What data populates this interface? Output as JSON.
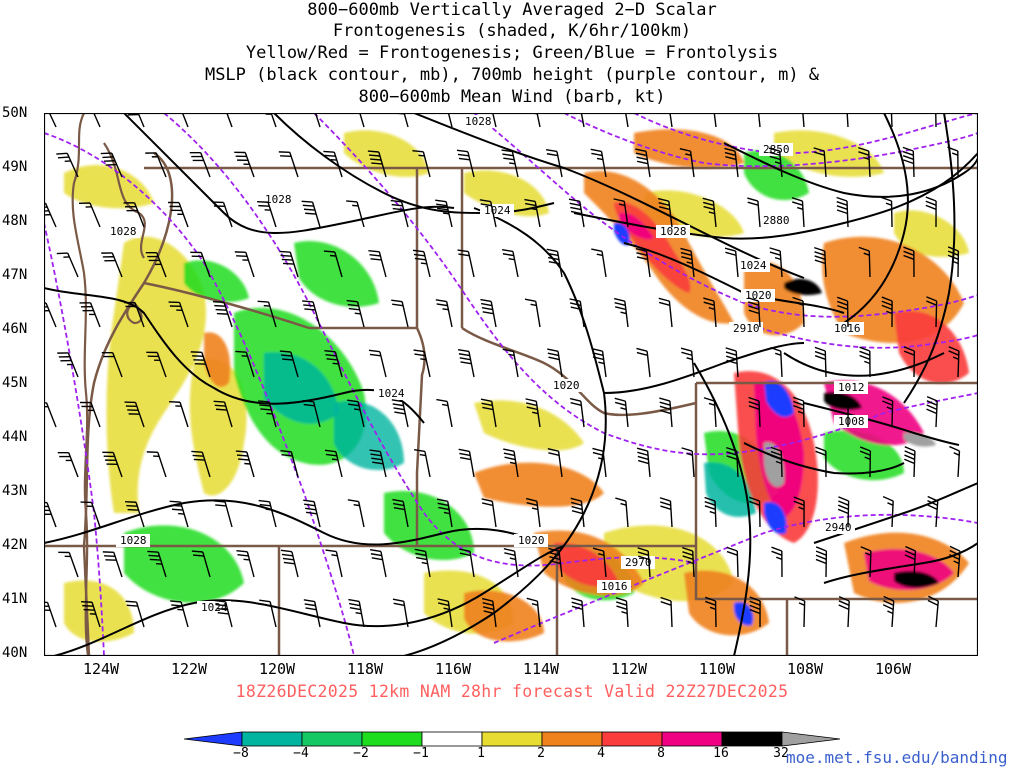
{
  "title": {
    "line1": "800−600mb Vertically Averaged 2−D Scalar",
    "line2": "Frontogenesis (shaded, K/6hr/100km)",
    "line3": "Yellow/Red = Frontogenesis;  Green/Blue = Frontolysis",
    "line4": "MSLP (black contour, mb), 700mb height (purple contour, m) &",
    "line5": "800−600mb Mean Wind (barb, kt)"
  },
  "axes": {
    "lat_labels": [
      "50N",
      "49N",
      "48N",
      "47N",
      "46N",
      "45N",
      "44N",
      "43N",
      "42N",
      "41N",
      "40N"
    ],
    "lon_labels": [
      "124W",
      "122W",
      "120W",
      "118W",
      "116W",
      "114W",
      "112W",
      "110W",
      "108W",
      "106W"
    ]
  },
  "run_info": "18Z26DEC2025  12km  NAM  28hr  forecast  Valid  22Z27DEC2025",
  "colorbar": {
    "labels": [
      "−8",
      "−4",
      "−2",
      "−1",
      "1",
      "2",
      "4",
      "8",
      "16",
      "32"
    ],
    "colors": [
      "#1e3cff",
      "#00b4a0",
      "#14c864",
      "#1edc1e",
      "#ffffff",
      "#e6dc32",
      "#f0821e",
      "#fa3c3c",
      "#f00082",
      "#000000",
      "#a0a0a0"
    ]
  },
  "contour_labels": {
    "mslp": [
      "1028",
      "1028",
      "1028",
      "1028",
      "1024",
      "1028",
      "1024",
      "1024",
      "1020",
      "1016",
      "1012",
      "1008",
      "1020",
      "1024",
      "1020",
      "1028",
      "1016"
    ],
    "height": [
      "2850",
      "2880",
      "2910",
      "2940",
      "2970"
    ]
  },
  "map_colors": {
    "state_border": "#7a5a46",
    "coast": "#7a5a46",
    "mslp_contour": "#000000",
    "height_contour": "#a020f0",
    "barb": "#000000"
  },
  "credit": "moe.met.fsu.edu/banding"
}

**TASK TO COMPLETE**
Count how many lines in the records hold the string "Frontogenesis"; reply with the number alone.

**ANSWER TO THIS EXERCISE**
2